REQUIREMENT: Extract the entries in their exact form.

-- PROVIDED DATA start --

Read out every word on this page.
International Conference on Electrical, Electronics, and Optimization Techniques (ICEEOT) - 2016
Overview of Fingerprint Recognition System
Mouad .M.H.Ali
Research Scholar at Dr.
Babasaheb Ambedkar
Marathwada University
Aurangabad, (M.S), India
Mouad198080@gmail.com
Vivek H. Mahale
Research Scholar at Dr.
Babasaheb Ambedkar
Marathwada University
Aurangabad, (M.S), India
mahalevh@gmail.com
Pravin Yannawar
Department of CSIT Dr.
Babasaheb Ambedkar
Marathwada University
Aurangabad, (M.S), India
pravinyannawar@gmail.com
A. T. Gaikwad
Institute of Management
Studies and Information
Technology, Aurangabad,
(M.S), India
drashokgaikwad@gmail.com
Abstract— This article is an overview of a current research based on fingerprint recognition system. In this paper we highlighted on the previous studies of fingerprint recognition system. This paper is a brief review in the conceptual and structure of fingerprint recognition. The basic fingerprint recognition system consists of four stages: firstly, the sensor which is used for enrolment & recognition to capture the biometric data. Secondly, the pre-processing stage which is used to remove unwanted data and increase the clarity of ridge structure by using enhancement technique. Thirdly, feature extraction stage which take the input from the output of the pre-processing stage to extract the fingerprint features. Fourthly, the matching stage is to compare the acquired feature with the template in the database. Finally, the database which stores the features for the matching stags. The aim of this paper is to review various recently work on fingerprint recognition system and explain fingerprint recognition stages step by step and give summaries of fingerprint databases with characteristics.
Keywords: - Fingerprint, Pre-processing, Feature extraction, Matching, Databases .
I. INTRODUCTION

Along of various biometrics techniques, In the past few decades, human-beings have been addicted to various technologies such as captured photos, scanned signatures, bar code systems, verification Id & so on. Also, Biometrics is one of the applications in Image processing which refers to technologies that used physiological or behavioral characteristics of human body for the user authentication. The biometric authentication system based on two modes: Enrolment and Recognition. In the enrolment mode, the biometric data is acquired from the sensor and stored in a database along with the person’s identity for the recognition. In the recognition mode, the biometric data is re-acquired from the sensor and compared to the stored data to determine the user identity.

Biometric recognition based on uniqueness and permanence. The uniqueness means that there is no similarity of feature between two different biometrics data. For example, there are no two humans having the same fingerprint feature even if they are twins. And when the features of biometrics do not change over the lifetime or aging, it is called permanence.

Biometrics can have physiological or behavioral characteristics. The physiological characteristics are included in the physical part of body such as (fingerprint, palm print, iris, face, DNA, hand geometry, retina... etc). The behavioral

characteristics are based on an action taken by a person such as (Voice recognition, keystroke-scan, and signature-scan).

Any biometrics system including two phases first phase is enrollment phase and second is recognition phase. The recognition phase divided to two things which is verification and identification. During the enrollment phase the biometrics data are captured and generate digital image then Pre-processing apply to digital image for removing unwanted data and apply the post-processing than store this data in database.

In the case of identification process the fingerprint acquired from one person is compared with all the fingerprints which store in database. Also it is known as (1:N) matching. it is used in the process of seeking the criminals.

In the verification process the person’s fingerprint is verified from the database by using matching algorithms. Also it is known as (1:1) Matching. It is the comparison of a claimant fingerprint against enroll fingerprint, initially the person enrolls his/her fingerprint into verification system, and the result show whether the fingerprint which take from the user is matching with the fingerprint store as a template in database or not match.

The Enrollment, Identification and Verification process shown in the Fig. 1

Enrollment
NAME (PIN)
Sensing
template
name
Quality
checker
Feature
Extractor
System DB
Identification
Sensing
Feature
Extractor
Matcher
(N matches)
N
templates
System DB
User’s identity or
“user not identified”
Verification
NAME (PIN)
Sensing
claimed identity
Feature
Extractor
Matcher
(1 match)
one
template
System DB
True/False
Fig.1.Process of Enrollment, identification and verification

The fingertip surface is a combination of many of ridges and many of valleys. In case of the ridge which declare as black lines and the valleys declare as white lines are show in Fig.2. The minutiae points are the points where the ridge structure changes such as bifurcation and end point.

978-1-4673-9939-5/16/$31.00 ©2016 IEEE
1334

-- PROVIDED DATA end --

SOLUTION BELOW:
Read out every word on this page.
International Conference on Electrical, Electronics, and Optimization Techniques (ICEEOT) - 2016
Overview of Fingerprint Recognition System
Mouad .M.H.Ali
Research Scholar at Dr.
Babasaheb Ambedkar
Marathwada University
Aurangabad, (M.S), India
Mouad198080@gmail.com
Vivek H. Mahale
Research Scholar at Dr.
Babasaheb Ambedkar
Marathwada University
Aurangabad, (M.S), India
mahalevh@gmail.com
Pravin Yannawar
Department of CSIT Dr.
Babasaheb Ambedkar
Marathwada University
Aurangabad, (M.S), India
pravinyannawar@gmail.com
A. T. Gaikwad
Institute of Management
Studies and Information
Technology, Aurangabad,
(M.S), India
drashokgaikwad@gmail.com
Abstract— This article is an overview of a current research based on fingerprint recognition system. In this paper we highlighted on the previous studies of fingerprint recognition system. This paper is a brief review in the conceptual and structure of fingerprint recognition. The basic fingerprint recognition system consists of four stages: firstly, the sensor which is used for enrolment & recognition to capture the biometric data. Secondly, the pre-processing stage which is used to remove unwanted data and increase the clarity of ridge structure by using enhancement technique. Thirdly, feature extraction stage which take the input from the output of the pre-processing stage to extract the fingerprint features. Fourthly, the matching stage is to compare the acquired feature with the template in the database. Finally, the database which stores the features for the matching stags. The aim of this paper is to review various recently work on fingerprint recognition system and explain fingerprint recognition stages step by step and give summaries of fingerprint databases with characteristics.
Keywords: - Fingerprint, Pre-processing, Feature extraction, Matching, Databases .
I. INTRODUCTION

Along of various biometrics techniques, In the past few decades, human-beings have been addicted to various technologies such as captured photos, scanned signatures, bar code systems, verification Id & so on. Also, Biometrics is one of the applications in Image processing which refers to technologies that used physiological or behavioral characteristics of human body for the user authentication. The biometric authentication system based on two modes: Enrolment and Recognition. In the enrolment mode, the biometric data is acquired from the sensor and stored in a database along with the person’s identity for the recognition. In the recognition mode, the biometric data is re-acquired from the sensor and compared to the stored data to determine the user identity.

Biometric recognition based on uniqueness and permanence. The uniqueness means that there is no similarity of feature between two different biometrics data. For example, there are no two humans having the same fingerprint feature even if they are twins. And when the features of biometrics do not change over the lifetime or aging, it is called permanence.

Biometrics can have physiological or behavioral characteristics. The physiological characteristics are included in the physical part of body such as (fingerprint, palm print, iris, face, DNA, hand geometry, retina... etc). The behavioral

characteristics are based on an action taken by a person such as (Voice recognition, keystroke-scan, and signature-scan).

Any biometrics system including two phases first phase is enrollment phase and second is recognition phase. The recognition phase divided to two things which is verification and identification. During the enrollment phase the biometrics data are captured and generate digital image then Pre-processing apply to digital image for removing unwanted data and apply the post-processing than store this data in database.

In the case of identification process the fingerprint acquired from one person is compared with all the fingerprints which store in database. Also it is known as (1:N) matching. it is used in the process of seeking the criminals.

In the verification process the person’s fingerprint is verified from the database by using matching algorithms. Also it is known as (1:1) Matching. It is the comparison of a claimant fingerprint against enroll fingerprint, initially the person enrolls his/her fingerprint into verification system, and the result show whether the fingerprint which take from the user is matching with the fingerprint store as a template in database or not match.

The Enrollment, Identification and Verification process shown in the Fig. 1

Enrollment
NAME (PIN)
Sensing
template
name
Quality
checker
Feature
Extractor
System DB
Identification
Sensing
Feature
Extractor
Matcher
(N matches)
N
templates
System DB
User’s identity or
“user not identified”
Verification
NAME (PIN)
Sensing
claimed identity
Feature
Extractor
Matcher
(1 match)
one
template
System DB
True/False
Fig.1.Process of Enrollment, identification and verification

The fingertip surface is a combination of many of ridges and many of valleys. In case of the ridge which declare as black lines and the valleys declare as white lines are show in Fig.2. The minutiae points are the points where the ridge structure changes such as bifurcation and end point.

978-1-4673-9939-5/16/$31.00 ©2016 IEEE
1334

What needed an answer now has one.